* The request:
Go through the entries below and copy each line containing the word "Title".

* Input records:

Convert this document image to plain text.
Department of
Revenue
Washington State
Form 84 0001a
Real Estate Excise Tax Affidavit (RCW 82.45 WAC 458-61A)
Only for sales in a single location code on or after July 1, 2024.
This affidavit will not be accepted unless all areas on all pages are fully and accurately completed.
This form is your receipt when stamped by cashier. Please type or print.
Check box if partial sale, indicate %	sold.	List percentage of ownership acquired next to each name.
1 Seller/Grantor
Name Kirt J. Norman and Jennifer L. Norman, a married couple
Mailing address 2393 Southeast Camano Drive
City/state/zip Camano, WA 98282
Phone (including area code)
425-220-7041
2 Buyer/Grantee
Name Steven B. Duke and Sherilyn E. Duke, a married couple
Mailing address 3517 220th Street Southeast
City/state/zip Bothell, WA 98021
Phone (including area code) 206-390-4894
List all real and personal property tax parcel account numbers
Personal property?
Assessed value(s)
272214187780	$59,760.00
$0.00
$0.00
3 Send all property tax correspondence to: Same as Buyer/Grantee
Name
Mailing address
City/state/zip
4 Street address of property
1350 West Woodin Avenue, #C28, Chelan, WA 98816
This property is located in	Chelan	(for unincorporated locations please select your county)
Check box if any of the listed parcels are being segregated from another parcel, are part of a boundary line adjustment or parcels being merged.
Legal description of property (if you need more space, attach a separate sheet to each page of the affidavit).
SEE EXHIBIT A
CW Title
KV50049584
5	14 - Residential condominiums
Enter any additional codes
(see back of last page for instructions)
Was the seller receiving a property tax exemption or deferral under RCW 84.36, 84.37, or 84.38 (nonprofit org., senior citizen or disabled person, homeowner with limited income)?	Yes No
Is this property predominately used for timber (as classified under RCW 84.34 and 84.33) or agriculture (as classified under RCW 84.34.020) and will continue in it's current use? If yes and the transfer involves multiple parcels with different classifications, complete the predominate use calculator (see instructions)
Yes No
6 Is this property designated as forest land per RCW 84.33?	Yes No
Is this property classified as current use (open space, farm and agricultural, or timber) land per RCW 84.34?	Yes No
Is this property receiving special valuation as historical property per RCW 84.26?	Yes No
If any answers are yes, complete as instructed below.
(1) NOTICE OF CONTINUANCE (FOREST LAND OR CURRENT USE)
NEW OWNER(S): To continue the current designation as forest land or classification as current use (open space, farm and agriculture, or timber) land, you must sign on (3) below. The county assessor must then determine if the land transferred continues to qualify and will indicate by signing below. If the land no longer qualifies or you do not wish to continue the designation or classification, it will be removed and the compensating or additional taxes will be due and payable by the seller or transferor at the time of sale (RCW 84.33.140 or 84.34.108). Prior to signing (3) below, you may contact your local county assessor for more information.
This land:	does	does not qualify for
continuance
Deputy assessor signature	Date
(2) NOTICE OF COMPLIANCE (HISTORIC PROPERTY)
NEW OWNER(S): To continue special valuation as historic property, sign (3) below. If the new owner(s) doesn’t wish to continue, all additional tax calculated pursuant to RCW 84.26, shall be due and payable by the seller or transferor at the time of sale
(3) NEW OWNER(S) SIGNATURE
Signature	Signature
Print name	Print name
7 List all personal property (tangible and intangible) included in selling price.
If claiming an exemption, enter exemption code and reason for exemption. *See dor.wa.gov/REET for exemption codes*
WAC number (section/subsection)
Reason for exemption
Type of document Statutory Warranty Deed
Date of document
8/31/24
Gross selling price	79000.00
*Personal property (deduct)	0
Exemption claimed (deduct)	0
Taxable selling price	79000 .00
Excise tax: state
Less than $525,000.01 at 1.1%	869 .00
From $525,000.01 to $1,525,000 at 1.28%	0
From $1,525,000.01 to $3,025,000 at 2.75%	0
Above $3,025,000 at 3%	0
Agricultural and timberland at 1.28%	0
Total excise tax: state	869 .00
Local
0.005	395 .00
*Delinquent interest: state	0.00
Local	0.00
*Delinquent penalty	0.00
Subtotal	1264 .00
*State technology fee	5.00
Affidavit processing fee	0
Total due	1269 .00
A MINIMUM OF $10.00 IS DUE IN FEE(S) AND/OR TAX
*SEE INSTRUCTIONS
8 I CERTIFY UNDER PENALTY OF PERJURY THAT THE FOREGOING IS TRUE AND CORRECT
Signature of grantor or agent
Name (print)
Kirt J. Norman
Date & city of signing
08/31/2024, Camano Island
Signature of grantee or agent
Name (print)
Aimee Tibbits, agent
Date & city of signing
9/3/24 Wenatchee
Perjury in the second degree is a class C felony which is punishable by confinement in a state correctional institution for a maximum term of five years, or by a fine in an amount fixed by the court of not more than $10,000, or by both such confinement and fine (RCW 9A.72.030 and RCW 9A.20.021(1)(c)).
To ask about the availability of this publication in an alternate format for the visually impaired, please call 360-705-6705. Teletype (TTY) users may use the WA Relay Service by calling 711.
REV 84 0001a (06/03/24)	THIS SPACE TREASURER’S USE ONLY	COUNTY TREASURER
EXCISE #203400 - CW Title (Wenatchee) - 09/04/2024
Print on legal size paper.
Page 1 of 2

* Response:
CW Title
EXCISE #203400 - CW Title (Wenatchee) - 09/04/2024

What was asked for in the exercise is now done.